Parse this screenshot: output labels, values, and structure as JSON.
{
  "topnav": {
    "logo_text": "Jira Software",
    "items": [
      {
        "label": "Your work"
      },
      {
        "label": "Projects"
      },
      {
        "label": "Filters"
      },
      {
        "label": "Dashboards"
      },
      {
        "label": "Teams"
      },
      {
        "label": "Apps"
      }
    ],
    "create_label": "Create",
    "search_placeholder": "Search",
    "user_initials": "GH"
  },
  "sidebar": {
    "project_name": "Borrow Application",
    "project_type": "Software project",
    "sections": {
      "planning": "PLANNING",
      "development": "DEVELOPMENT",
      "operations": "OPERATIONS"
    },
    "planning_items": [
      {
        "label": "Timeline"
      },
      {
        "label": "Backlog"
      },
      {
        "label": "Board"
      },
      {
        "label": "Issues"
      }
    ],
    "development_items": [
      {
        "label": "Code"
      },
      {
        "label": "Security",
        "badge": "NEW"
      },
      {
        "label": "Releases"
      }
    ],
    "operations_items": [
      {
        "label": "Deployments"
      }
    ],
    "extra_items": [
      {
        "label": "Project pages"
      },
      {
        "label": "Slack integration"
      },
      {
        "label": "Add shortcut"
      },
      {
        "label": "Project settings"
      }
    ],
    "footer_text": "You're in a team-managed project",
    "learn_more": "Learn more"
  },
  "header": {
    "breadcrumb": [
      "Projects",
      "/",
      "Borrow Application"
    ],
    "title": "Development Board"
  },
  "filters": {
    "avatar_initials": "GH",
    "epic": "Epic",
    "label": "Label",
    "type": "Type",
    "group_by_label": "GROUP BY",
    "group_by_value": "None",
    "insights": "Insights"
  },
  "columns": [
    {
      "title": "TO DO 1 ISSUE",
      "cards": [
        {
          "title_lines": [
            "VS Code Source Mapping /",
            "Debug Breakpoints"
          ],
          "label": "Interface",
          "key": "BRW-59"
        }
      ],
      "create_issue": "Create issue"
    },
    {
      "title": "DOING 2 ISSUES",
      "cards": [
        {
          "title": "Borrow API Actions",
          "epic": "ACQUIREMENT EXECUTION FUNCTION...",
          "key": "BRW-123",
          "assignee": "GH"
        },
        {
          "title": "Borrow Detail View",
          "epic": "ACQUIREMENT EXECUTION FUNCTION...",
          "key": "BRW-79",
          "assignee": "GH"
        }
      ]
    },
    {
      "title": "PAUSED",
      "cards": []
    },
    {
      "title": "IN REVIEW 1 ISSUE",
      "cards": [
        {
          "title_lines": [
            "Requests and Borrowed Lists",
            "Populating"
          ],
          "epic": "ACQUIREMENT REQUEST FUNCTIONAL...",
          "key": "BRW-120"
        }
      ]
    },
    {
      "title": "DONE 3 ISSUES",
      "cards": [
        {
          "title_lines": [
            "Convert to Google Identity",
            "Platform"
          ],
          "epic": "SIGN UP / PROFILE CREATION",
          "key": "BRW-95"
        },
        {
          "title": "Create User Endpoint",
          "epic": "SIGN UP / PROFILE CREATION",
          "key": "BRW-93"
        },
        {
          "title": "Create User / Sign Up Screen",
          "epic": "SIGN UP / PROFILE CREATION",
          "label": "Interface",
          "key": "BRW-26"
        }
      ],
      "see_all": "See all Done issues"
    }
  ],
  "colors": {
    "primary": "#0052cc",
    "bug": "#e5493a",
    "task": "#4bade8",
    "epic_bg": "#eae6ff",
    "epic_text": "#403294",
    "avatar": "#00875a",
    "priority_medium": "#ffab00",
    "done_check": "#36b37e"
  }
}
■ ■ ■ ■ ■ ■ ■
## Task description
Each record must be returned exactly as it is written.

## Written reply
Parse this screenshot: output labels, values, and structure as JSON.
{
  "topnav": {
    "logo_text": "Jira Software",
    "items": [
      {
        "label": "Your work"
      },
      {
        "label": "Projects"
      },
      {
        "label": "Filters"
      },
      {
        "label": "Dashboards"
      },
      {
        "label": "Teams"
      },
      {
        "label": "Apps"
      }
    ],
    "create_label": "Create",
    "search_placeholder": "Search",
    "user_initials": "GH"
  },
  "sidebar": {
    "project_name": "Borrow Application",
    "project_type": "Software project",
    "sections": {
      "planning": "PLANNING",
      "development": "DEVELOPMENT",
      "operations": "OPERATIONS"
    },
    "planning_items": [
      {
        "label": "Timeline"
      },
      {
        "label": "Backlog"
      },
      {
        "label": "Board"
      },
      {
        "label": "Issues"
      }
    ],
    "development_items": [
      {
        "label": "Code"
      },
      {
        "label": "Security",
        "badge": "NEW"
      },
      {
        "label": "Releases"
      }
    ],
    "operations_items": [
      {
        "label": "Deployments"
      }
    ],
    "extra_items": [
      {
        "label": "Project pages"
      },
      {
        "label": "Slack integration"
      },
      {
        "label": "Add shortcut"
      },
      {
        "label": "Project settings"
      }
    ],
    "footer_text": "You're in a team-managed project",
    "learn_more": "Learn more"
  },
  "header": {
    "breadcrumb": [
      "Projects",
      "/",
      "Borrow Application"
    ],
    "title": "Development Board"
  },
  "filters": {
    "avatar_initials": "GH",
    "epic": "Epic",
    "label": "Label",
    "type": "Type",
    "group_by_label": "GROUP BY",
    "group_by_value": "None",
    "insights": "Insights"
  },
  "columns": [
    {
      "title": "TO DO 1 ISSUE",
      "cards": [
        {
          "title_lines": [
            "VS Code Source Mapping /",
            "Debug Breakpoints"
          ],
          "label": "Interface",
          "key": "BRW-59"
        }
      ],
      "create_issue": "Create issue"
    },
    {
      "title": "DOING 2 ISSUES",
      "cards": [
        {
          "title": "Borrow API Actions",
          "epic": "ACQUIREMENT EXECUTION FUNCTION...",
          "key": "BRW-123",
          "assignee": "GH"
        },
        {
          "title": "Borrow Detail View",
          "epic": "ACQUIREMENT EXECUTION FUNCTION...",
          "key": "BRW-79",
          "assignee": "GH"
        }
      ]
    },
    {
      "title": "PAUSED",
      "cards": []
    },
    {
      "title": "IN REVIEW 1 ISSUE",
      "cards": [
        {
          "title_lines": [
            "Requests and Borrowed Lists",
            "Populating"
          ],
          "epic": "ACQUIREMENT REQUEST FUNCTIONAL...",
          "key": "BRW-120"
        }
      ]
    },
    {
      "title": "DONE 3 ISSUES",
      "cards": [
        {
          "title_lines": [
            "Convert to Google Identity",
            "Platform"
          ],
          "epic": "SIGN UP / PROFILE CREATION",
          "key": "BRW-95"
        },
        {
          "title": "Create User Endpoint",
          "epic": "SIGN UP / PROFILE CREATION",
          "key": "BRW-93"
        },
        {
          "title": "Create User / Sign Up Screen",
          "epic": "SIGN UP / PROFILE CREATION",
          "label": "Interface",
          "key": "BRW-26"
        }
      ],
      "see_all": "See all Done issues"
    }
  ],
  "colors": {
    "primary": "#0052cc",
    "bug": "#e5493a",
    "task": "#4bade8",
    "epic_bg": "#eae6ff",
    "epic_text": "#403294",
    "avatar": "#00875a",
    "priority_medium": "#ffab00",
    "done_check": "#36b37e"
  }
}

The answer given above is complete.